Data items
────
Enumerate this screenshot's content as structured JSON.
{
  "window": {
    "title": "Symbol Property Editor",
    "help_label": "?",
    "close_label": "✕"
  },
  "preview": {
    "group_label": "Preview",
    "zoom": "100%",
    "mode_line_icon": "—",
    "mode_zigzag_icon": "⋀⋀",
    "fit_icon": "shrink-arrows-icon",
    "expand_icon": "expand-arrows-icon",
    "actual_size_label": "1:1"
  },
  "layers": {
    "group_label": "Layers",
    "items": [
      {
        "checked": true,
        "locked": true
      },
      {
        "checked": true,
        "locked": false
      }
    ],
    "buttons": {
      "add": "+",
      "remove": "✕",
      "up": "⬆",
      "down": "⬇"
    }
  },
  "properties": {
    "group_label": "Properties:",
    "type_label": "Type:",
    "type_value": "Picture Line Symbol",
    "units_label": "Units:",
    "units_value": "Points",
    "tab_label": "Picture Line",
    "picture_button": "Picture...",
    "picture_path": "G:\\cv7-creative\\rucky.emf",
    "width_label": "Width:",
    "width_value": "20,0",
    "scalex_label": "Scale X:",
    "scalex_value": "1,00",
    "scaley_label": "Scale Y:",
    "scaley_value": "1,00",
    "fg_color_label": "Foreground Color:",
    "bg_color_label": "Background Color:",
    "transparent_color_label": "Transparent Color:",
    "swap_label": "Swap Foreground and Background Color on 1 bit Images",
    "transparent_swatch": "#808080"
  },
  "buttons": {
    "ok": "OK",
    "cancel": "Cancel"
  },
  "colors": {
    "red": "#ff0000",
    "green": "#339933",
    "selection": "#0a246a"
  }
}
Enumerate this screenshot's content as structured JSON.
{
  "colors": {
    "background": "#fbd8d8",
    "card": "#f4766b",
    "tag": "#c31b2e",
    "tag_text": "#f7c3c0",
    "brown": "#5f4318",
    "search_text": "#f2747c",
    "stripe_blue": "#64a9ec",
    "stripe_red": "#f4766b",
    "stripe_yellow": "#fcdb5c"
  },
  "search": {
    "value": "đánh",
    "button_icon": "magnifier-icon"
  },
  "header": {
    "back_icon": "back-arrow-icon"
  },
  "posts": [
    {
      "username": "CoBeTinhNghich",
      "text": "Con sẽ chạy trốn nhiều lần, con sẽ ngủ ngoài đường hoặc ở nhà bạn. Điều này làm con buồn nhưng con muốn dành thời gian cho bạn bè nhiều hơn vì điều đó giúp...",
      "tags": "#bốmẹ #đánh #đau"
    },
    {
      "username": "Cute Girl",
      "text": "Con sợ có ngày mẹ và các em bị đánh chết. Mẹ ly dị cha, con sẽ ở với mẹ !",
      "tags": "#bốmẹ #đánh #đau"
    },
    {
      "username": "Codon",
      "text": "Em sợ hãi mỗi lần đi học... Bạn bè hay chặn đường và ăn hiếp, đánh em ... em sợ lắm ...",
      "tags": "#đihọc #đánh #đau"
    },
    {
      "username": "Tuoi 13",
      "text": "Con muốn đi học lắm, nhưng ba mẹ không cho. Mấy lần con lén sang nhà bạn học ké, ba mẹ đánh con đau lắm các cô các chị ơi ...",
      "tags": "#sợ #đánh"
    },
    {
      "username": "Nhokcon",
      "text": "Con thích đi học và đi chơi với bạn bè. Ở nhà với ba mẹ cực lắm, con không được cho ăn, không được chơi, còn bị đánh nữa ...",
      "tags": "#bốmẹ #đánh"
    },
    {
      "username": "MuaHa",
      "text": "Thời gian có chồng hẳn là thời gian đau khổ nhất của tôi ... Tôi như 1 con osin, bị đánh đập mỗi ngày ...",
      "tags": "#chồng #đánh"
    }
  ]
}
────
• _Task to complete_:
In the listing above, find the lines holding the word "ngày" and copy them.

• _Solution to this task_:
      "text": "Con sợ có ngày mẹ và các em bị đánh chết. Mẹ ly dị cha, con sẽ ở với mẹ !",
      "text": "Thời gian có chồng hẳn là thời gian đau khổ nhất của tôi ... Tôi như 1 con osin, bị đánh đập mỗi ngày ...",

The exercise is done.